— start of RAW RECORDS —
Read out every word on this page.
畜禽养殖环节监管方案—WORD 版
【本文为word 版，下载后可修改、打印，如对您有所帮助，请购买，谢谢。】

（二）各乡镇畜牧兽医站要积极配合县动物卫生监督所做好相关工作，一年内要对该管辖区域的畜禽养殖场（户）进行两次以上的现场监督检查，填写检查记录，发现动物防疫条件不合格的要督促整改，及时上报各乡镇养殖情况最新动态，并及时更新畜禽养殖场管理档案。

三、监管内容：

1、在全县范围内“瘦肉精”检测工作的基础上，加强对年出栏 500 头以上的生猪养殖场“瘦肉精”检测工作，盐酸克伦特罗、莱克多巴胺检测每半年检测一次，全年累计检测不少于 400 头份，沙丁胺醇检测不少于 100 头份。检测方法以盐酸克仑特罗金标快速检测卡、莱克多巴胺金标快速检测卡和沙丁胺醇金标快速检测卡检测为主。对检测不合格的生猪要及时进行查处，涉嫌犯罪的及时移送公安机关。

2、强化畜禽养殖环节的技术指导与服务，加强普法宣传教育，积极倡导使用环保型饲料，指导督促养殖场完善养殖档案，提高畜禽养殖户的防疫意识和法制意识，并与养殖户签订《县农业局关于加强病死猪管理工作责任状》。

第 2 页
— end of RAW RECORDS —
### [INSTRUCTION]
Transcribe each record exactly. Leave nothing out.

### [SOLVED PROBLEM]
Read out every word on this page.
畜禽养殖环节监管方案—WORD 版
【本文为word 版，下载后可修改、打印，如对您有所帮助，请购买，谢谢。】

（二）各乡镇畜牧兽医站要积极配合县动物卫生监督所做好相关工作，一年内要对该管辖区域的畜禽养殖场（户）进行两次以上的现场监督检查，填写检查记录，发现动物防疫条件不合格的要督促整改，及时上报各乡镇养殖情况最新动态，并及时更新畜禽养殖场管理档案。

三、监管内容：

1、在全县范围内“瘦肉精”检测工作的基础上，加强对年出栏 500 头以上的生猪养殖场“瘦肉精”检测工作，盐酸克伦特罗、莱克多巴胺检测每半年检测一次，全年累计检测不少于 400 头份，沙丁胺醇检测不少于 100 头份。检测方法以盐酸克仑特罗金标快速检测卡、莱克多巴胺金标快速检测卡和沙丁胺醇金标快速检测卡检测为主。对检测不合格的生猪要及时进行查处，涉嫌犯罪的及时移送公安机关。

2、强化畜禽养殖环节的技术指导与服务，加强普法宣传教育，积极倡导使用环保型饲料，指导督促养殖场完善养殖档案，提高畜禽养殖户的防疫意识和法制意识，并与养殖户签订《县农业局关于加强病死猪管理工作责任状》。

第 2 页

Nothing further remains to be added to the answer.